## THE REQUEST:
Copy out each line of the data that holds the word "JSON".

## MATERIAL TO PROCESS:
"""

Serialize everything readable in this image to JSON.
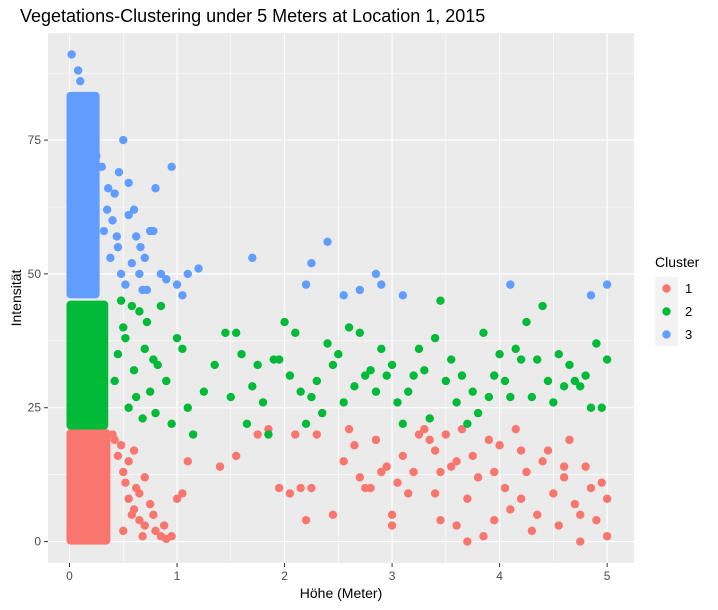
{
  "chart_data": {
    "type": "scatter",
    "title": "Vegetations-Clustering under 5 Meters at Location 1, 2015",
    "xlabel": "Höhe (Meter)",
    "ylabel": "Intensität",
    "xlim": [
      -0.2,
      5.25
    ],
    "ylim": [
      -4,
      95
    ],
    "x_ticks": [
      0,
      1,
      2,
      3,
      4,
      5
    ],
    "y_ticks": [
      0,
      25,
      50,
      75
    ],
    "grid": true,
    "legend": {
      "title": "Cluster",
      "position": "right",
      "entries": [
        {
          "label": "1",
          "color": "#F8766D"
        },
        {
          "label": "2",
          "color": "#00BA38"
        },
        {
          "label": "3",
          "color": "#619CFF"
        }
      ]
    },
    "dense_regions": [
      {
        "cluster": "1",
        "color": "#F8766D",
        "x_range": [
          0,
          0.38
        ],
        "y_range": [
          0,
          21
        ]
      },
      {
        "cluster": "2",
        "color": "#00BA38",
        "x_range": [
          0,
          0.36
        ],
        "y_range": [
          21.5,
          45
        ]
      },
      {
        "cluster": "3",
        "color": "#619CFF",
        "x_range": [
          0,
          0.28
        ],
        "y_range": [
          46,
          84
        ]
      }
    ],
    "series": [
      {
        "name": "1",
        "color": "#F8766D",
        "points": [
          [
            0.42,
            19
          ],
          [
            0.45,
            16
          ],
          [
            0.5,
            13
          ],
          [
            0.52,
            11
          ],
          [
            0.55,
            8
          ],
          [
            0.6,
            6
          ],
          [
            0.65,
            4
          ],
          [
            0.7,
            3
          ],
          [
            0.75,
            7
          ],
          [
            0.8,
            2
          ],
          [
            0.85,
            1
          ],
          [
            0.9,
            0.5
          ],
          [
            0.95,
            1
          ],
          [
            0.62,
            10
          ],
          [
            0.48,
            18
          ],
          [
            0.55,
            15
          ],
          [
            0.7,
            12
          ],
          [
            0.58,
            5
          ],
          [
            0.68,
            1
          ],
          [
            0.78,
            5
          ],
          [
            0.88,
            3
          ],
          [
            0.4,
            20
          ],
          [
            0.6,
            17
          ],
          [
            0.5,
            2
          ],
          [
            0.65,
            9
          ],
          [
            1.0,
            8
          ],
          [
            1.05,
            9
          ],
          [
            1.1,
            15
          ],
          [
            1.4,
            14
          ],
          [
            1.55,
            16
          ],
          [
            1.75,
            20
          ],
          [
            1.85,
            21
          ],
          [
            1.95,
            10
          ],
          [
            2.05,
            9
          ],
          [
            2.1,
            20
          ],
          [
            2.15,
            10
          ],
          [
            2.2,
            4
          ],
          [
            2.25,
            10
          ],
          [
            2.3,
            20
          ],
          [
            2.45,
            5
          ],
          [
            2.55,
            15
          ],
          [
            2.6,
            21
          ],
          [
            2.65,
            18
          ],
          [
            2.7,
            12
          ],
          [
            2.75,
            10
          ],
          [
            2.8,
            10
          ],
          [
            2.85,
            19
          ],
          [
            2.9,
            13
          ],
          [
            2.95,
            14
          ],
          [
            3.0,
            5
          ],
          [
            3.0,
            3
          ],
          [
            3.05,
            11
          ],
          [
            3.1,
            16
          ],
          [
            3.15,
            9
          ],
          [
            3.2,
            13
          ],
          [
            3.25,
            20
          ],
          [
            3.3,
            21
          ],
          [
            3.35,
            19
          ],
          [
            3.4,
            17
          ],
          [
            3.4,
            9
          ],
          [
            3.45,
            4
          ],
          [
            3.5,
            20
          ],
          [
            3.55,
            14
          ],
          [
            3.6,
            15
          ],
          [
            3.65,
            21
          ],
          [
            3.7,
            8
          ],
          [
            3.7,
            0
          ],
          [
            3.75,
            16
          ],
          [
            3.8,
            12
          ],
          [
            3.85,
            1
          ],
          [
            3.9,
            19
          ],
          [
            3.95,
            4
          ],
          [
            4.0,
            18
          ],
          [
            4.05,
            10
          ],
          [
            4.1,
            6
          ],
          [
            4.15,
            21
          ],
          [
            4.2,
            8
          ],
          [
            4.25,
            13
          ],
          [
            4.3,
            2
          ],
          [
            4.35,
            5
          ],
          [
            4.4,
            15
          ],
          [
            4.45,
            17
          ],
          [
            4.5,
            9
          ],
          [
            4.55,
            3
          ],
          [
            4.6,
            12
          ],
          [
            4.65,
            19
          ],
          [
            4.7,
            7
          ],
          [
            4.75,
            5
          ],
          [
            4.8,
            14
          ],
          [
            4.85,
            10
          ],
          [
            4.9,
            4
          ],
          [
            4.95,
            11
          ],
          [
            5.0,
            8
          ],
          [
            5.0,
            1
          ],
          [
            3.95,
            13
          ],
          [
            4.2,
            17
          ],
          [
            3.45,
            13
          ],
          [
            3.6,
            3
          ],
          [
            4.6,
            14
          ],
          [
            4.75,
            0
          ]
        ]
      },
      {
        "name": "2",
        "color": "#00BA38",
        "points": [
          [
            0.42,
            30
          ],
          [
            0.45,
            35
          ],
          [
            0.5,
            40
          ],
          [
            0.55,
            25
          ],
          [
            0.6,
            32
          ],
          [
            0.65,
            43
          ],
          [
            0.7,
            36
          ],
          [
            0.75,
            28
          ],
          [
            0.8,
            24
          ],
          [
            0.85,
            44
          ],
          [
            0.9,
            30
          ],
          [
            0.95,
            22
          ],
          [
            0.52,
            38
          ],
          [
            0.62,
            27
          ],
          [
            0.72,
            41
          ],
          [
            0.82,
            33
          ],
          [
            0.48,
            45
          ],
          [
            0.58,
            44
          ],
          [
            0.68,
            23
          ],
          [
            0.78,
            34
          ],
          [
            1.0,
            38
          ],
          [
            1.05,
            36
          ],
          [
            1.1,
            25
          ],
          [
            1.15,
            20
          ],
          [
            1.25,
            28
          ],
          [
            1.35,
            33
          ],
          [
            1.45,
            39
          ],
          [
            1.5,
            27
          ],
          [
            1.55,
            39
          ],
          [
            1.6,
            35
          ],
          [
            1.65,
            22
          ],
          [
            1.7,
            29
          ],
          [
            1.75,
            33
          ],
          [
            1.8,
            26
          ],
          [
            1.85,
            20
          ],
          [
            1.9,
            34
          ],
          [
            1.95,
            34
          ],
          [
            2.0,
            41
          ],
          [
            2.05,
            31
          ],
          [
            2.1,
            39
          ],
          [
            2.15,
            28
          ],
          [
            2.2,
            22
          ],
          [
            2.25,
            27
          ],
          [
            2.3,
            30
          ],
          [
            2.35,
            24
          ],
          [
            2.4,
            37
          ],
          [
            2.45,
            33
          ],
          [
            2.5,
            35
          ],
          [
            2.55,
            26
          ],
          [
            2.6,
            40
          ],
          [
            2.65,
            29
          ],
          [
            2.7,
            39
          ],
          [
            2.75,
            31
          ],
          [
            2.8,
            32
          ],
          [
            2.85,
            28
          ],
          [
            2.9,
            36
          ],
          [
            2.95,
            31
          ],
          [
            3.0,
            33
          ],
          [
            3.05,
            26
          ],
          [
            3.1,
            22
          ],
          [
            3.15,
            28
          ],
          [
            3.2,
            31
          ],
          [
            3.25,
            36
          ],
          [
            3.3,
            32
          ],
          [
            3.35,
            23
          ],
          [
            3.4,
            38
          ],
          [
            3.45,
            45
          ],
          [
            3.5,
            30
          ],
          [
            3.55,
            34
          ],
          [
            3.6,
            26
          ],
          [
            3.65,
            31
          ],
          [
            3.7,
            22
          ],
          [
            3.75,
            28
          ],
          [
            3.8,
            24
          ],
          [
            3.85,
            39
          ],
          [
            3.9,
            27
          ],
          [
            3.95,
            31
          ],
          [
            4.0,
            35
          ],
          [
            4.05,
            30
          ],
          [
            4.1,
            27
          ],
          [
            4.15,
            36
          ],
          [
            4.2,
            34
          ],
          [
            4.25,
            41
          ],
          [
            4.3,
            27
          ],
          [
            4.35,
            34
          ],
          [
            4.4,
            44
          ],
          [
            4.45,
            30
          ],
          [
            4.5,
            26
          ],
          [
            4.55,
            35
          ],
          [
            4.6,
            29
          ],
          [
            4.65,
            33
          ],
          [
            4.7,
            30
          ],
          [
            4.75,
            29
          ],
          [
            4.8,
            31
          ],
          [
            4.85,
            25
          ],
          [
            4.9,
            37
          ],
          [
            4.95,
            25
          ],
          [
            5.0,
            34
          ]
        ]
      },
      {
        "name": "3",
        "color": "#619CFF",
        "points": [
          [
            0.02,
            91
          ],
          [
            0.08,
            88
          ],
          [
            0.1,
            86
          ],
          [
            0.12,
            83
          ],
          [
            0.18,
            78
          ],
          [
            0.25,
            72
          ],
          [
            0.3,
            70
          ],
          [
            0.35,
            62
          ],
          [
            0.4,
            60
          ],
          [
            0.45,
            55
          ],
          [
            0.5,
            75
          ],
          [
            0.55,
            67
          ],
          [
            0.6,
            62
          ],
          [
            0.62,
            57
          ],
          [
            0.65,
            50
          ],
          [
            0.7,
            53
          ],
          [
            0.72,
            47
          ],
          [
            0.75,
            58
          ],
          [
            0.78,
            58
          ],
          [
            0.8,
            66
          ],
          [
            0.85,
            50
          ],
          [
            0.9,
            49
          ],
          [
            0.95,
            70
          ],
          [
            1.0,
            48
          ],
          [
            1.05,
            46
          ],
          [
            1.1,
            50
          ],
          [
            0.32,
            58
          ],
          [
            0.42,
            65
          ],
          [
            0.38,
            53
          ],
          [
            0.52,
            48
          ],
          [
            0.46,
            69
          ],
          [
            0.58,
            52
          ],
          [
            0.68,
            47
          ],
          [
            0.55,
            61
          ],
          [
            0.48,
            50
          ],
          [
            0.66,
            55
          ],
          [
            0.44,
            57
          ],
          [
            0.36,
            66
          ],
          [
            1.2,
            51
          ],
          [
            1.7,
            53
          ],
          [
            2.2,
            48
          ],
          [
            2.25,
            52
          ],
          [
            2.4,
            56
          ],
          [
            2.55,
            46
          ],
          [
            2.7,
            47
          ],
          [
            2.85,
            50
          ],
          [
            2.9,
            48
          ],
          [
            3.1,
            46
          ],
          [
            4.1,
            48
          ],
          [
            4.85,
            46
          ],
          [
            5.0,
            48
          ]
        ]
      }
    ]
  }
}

"""
"""

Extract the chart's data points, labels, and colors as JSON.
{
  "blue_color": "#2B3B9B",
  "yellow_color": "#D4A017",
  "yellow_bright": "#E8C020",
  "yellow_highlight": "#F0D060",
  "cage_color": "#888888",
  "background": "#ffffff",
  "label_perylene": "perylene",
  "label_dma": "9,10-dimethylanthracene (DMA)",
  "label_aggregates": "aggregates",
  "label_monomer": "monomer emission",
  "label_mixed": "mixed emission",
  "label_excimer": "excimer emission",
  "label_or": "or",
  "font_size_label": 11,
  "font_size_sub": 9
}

"""

## THE SOLUTION:
Serialize everything readable in this image to JSON.
Extract the chart's data points, labels, and colors as JSON.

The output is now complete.